Exercise description: Transcribe all of the material exactly. Any picture in it should be left out.
%%
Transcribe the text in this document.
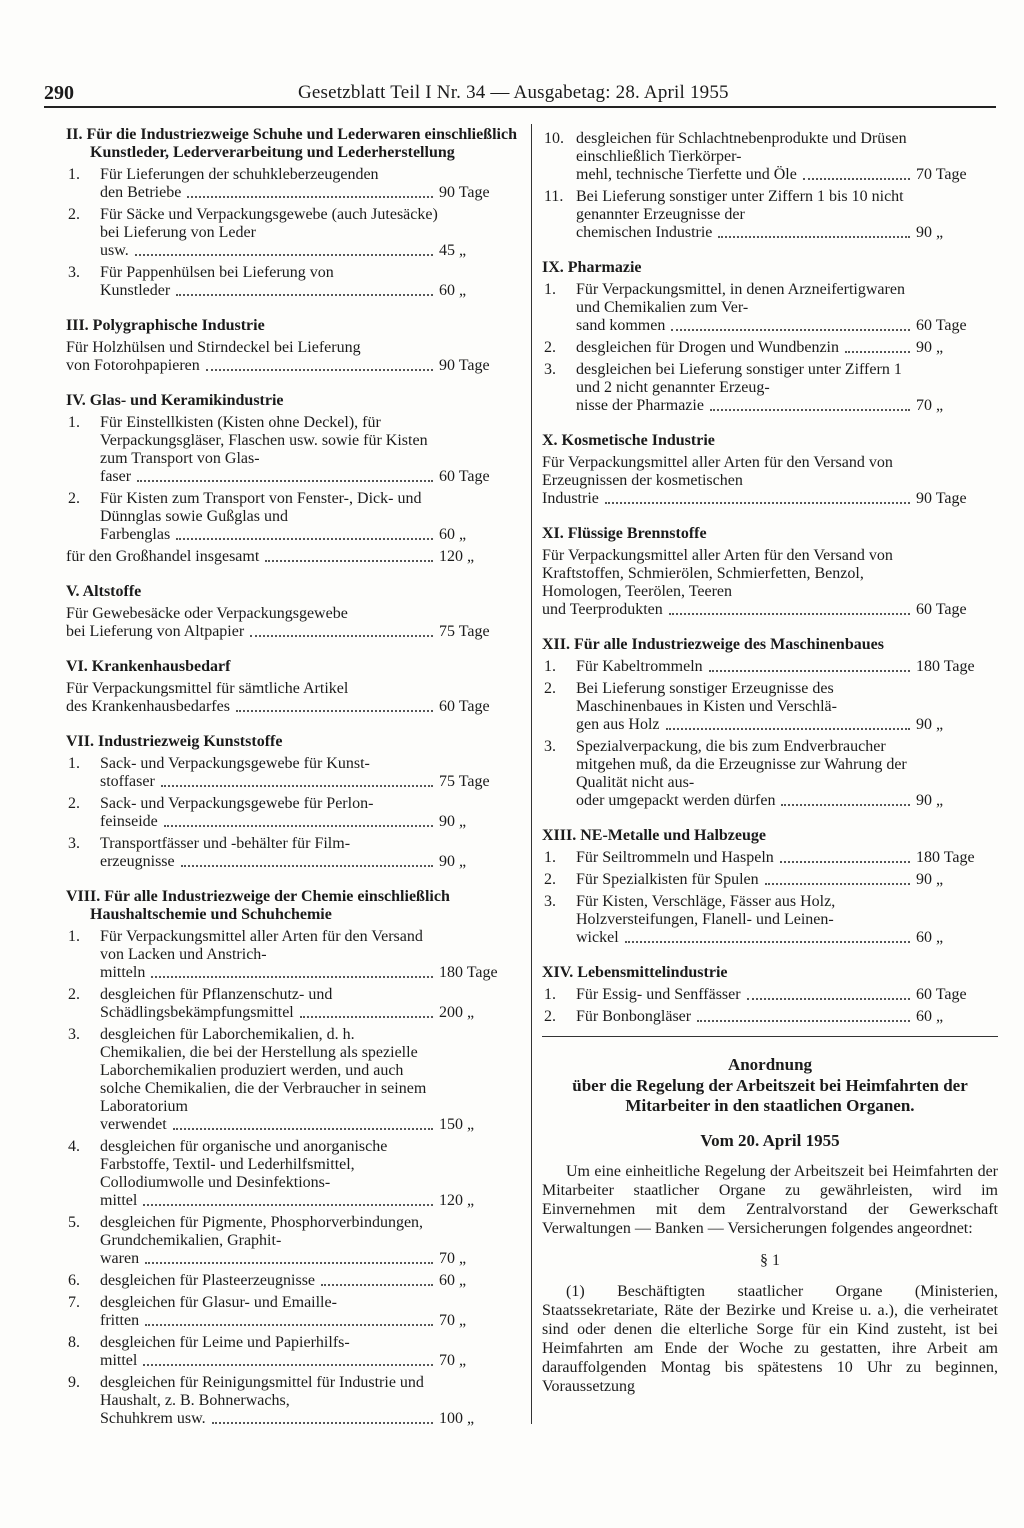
290	Gesetzblatt Teil I Nr. 34 — Ausgabetag: 28. April 1955
II. Für die Industriezweige Schuhe und Lederwaren einschließlich Kunstleder, Lederverarbeitung und Lederherstellung
1.	Für Lieferungen der schuhkleberzeugenden
den Betriebe	90 Tage
2.	Für Säcke und Verpackungsgewebe (auch Jutesäcke) bei Lieferung von Leder
usw.	45 „
3.	Für Pappenhülsen bei Lieferung von
Kunstleder	60 „
III. Polygraphische Industrie
Für Holzhülsen und Stirndeckel bei Lieferung
von Fotorohpapieren	90 Tage
IV. Glas- und Keramikindustrie
1.	Für Einstellkisten (Kisten ohne Deckel), für Verpackungsgläser, Flaschen usw. sowie für Kisten zum Transport von Glas-
faser	60 Tage
2.	Für Kisten zum Transport von Fenster-, Dick- und Dünnglas sowie Gußglas und
Farbenglas	60 „
für den Großhandel insgesamt	120 „
V. Altstoffe
Für Gewebesäcke oder Verpackungsgewebe
bei Lieferung von Altpapier	75 Tage
VI. Krankenhausbedarf
Für Verpackungsmittel für sämtliche Artikel
des Krankenhausbedarfes	60 Tage
VII. Industriezweig Kunststoffe
1.	Sack- und Verpackungsgewebe für Kunst-
stoffaser	75 Tage
2.	Sack- und Verpackungsgewebe für Perlon-
feinseide	90 „
3.	Transportfässer und -behälter für Film-
erzeugnisse	90 „
VIII. Für alle Industriezweige der Chemie einschließlich Haushaltschemie und Schuhchemie
1.	Für Verpackungsmittel aller Arten für den Versand von Lacken und Anstrich-
mitteln	180 Tage
2.	desgleichen für Pflanzenschutz- und
Schädlingsbekämpfungsmittel	200 „
3.	desgleichen für Laborchemikalien, d. h. Chemikalien, die bei der Herstellung als spezielle Laborchemikalien produziert werden, und auch solche Chemikalien, die der Verbraucher in seinem Laboratorium
verwendet	150 „
4.	desgleichen für organische und anorganische Farbstoffe, Textil- und Lederhilfsmittel, Collodiumwolle und Desinfektions-
mittel	120 „
5.	desgleichen für Pigmente, Phosphorverbindungen, Grundchemikalien, Graphit-
waren	70 „
6.	desgleichen für Plasteerzeugnisse	60 „
7.	desgleichen für Glasur- und Emaille-
fritten	70 „
8.	desgleichen für Leime und Papierhilfs-
mittel	70 „
9.	desgleichen für Reinigungsmittel für Industrie und Haushalt, z. B. Bohnerwachs,
Schuhkrem usw.	100 „
10. desgleichen für Schlachtnebenprodukte und Drüsen einschließlich Tierkörper-
mehl, technische Tierfette und Öle	70 Tage
11. Bei Lieferung sonstiger unter Ziffern 1 bis 10 nicht genannter Erzeugnisse der
chemischen Industrie	90 „
IX. Pharmazie
1.	Für Verpackungsmittel, in denen Arzneifertigwaren und Chemikalien zum Ver-
sand kommen	60 Tage
2.	desgleichen für Drogen und Wundbenzin	90 „
3.	desgleichen bei Lieferung sonstiger unter Ziffern 1 und 2 nicht genannter Erzeug-
nisse der Pharmazie	70 „
X. Kosmetische Industrie
Für Verpackungsmittel aller Arten für den Versand von Erzeugnissen der kosmetischen
Industrie	90 Tage
XI. Flüssige Brennstoffe
Für Verpackungsmittel aller Arten für den Versand von Kraftstoffen, Schmierölen, Schmierfetten, Benzol, Homologen, Teerölen, Teeren
und Teerprodukten	60 Tage
XII. Für alle Industriezweige des Maschinenbaues
1.	Für Kabeltrommeln	180 Tage
2.	Bei Lieferung sonstiger Erzeugnisse des Maschinenbaues in Kisten und Verschlä-
gen aus Holz	90 „
3.	Spezialverpackung, die bis zum Endverbraucher mitgehen muß, da die Erzeugnisse zur Wahrung der Qualität nicht aus-
oder umgepackt werden dürfen	90 „
XIII. NE-Metalle und Halbzeuge
1.	Für Seiltrommeln und Haspeln	180 Tage
2.	Für Spezialkisten für Spulen	90 „
3.	Für Kisten, Verschläge, Fässer aus Holz, Holzversteifungen, Flanell- und Leinen-
wickel	60 „
XIV. Lebensmittelindustrie
1.	Für Essig- und Senffässer	60 Tage
2.	Für Bonbongläser	60 „
Anordnung
über die Regelung der Arbeitszeit bei Heimfahrten der Mitarbeiter in den staatlichen Organen.
Vom 20. April 1955
Um eine einheitliche Regelung der Arbeitszeit bei Heimfahrten der Mitarbeiter staatlicher Organe zu gewährleisten, wird im Einvernehmen mit dem Zentralvorstand der Gewerkschaft Verwaltungen — Banken — Versicherungen folgendes angeordnet:
§ 1
(1) Beschäftigten staatlicher Organe (Ministerien, Staatssekretariate, Räte der Bezirke und Kreise u. a.), die verheiratet sind oder denen die elterliche Sorge für ein Kind zusteht, ist bei Heimfahrten am Ende der Woche zu gestatten, ihre Arbeit am darauffolgenden Montag bis spätestens 10 Uhr zu beginnen, Voraussetzung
%%
Reply to the task:
Transcribe the text in this document.
290	Gesetzblatt Teil I Nr. 34 — Ausgabetag: 28. April 1955
II. Für die Industriezweige Schuhe und Lederwaren einschließlich Kunstleder, Lederverarbeitung und Lederherstellung
1.	Für Lieferungen der schuhkleberzeugenden
den Betriebe	90 Tage
2.	Für Säcke und Verpackungsgewebe (auch Jutesäcke) bei Lieferung von Leder
usw.	45 „
3.	Für Pappenhülsen bei Lieferung von
Kunstleder	60 „
III. Polygraphische Industrie
Für Holzhülsen und Stirndeckel bei Lieferung
von Fotorohpapieren	90 Tage
IV. Glas- und Keramikindustrie
1.	Für Einstellkisten (Kisten ohne Deckel), für Verpackungsgläser, Flaschen usw. sowie für Kisten zum Transport von Glas-
faser	60 Tage
2.	Für Kisten zum Transport von Fenster-, Dick- und Dünnglas sowie Gußglas und
Farbenglas	60 „
für den Großhandel insgesamt	120 „
V. Altstoffe
Für Gewebesäcke oder Verpackungsgewebe
bei Lieferung von Altpapier	75 Tage
VI. Krankenhausbedarf
Für Verpackungsmittel für sämtliche Artikel
des Krankenhausbedarfes	60 Tage
VII. Industriezweig Kunststoffe
1.	Sack- und Verpackungsgewebe für Kunst-
stoffaser	75 Tage
2.	Sack- und Verpackungsgewebe für Perlon-
feinseide	90 „
3.	Transportfässer und -behälter für Film-
erzeugnisse	90 „
VIII. Für alle Industriezweige der Chemie einschließlich Haushaltschemie und Schuhchemie
1.	Für Verpackungsmittel aller Arten für den Versand von Lacken und Anstrich-
mitteln	180 Tage
2.	desgleichen für Pflanzenschutz- und
Schädlingsbekämpfungsmittel	200 „
3.	desgleichen für Laborchemikalien, d. h. Chemikalien, die bei der Herstellung als spezielle Laborchemikalien produziert werden, und auch solche Chemikalien, die der Verbraucher in seinem Laboratorium
verwendet	150 „
4.	desgleichen für organische und anorganische Farbstoffe, Textil- und Lederhilfsmittel, Collodiumwolle und Desinfektions-
mittel	120 „
5.	desgleichen für Pigmente, Phosphorverbindungen, Grundchemikalien, Graphit-
waren	70 „
6.	desgleichen für Plasteerzeugnisse	60 „
7.	desgleichen für Glasur- und Emaille-
fritten	70 „
8.	desgleichen für Leime und Papierhilfs-
mittel	70 „
9.	desgleichen für Reinigungsmittel für Industrie und Haushalt, z. B. Bohnerwachs,
Schuhkrem usw.	100 „
10. desgleichen für Schlachtnebenprodukte und Drüsen einschließlich Tierkörper-
mehl, technische Tierfette und Öle	70 Tage
11. Bei Lieferung sonstiger unter Ziffern 1 bis 10 nicht genannter Erzeugnisse der
chemischen Industrie	90 „
IX. Pharmazie
1.	Für Verpackungsmittel, in denen Arzneifertigwaren und Chemikalien zum Ver-
sand kommen	60 Tage
2.	desgleichen für Drogen und Wundbenzin	90 „
3.	desgleichen bei Lieferung sonstiger unter Ziffern 1 und 2 nicht genannter Erzeug-
nisse der Pharmazie	70 „
X. Kosmetische Industrie
Für Verpackungsmittel aller Arten für den Versand von Erzeugnissen der kosmetischen
Industrie	90 Tage
XI. Flüssige Brennstoffe
Für Verpackungsmittel aller Arten für den Versand von Kraftstoffen, Schmierölen, Schmierfetten, Benzol, Homologen, Teerölen, Teeren
und Teerprodukten	60 Tage
XII. Für alle Industriezweige des Maschinenbaues
1.	Für Kabeltrommeln	180 Tage
2.	Bei Lieferung sonstiger Erzeugnisse des Maschinenbaues in Kisten und Verschlä-
gen aus Holz	90 „
3.	Spezialverpackung, die bis zum Endverbraucher mitgehen muß, da die Erzeugnisse zur Wahrung der Qualität nicht aus-
oder umgepackt werden dürfen	90 „
XIII. NE-Metalle und Halbzeuge
1.	Für Seiltrommeln und Haspeln	180 Tage
2.	Für Spezialkisten für Spulen	90 „
3.	Für Kisten, Verschläge, Fässer aus Holz, Holzversteifungen, Flanell- und Leinen-
wickel	60 „
XIV. Lebensmittelindustrie
1.	Für Essig- und Senffässer	60 Tage
2.	Für Bonbongläser	60 „
Anordnung
über die Regelung der Arbeitszeit bei Heimfahrten der Mitarbeiter in den staatlichen Organen.
Vom 20. April 1955
Um eine einheitliche Regelung der Arbeitszeit bei Heimfahrten der Mitarbeiter staatlicher Organe zu gewährleisten, wird im Einvernehmen mit dem Zentralvorstand der Gewerkschaft Verwaltungen — Banken — Versicherungen folgendes angeordnet:
§ 1
(1) Beschäftigten staatlicher Organe (Ministerien, Staatssekretariate, Räte der Bezirke und Kreise u. a.), die verheiratet sind oder denen die elterliche Sorge für ein Kind zusteht, ist bei Heimfahrten am Ende der Woche zu gestatten, ihre Arbeit am darauffolgenden Montag bis spätestens 10 Uhr zu beginnen, Voraussetzung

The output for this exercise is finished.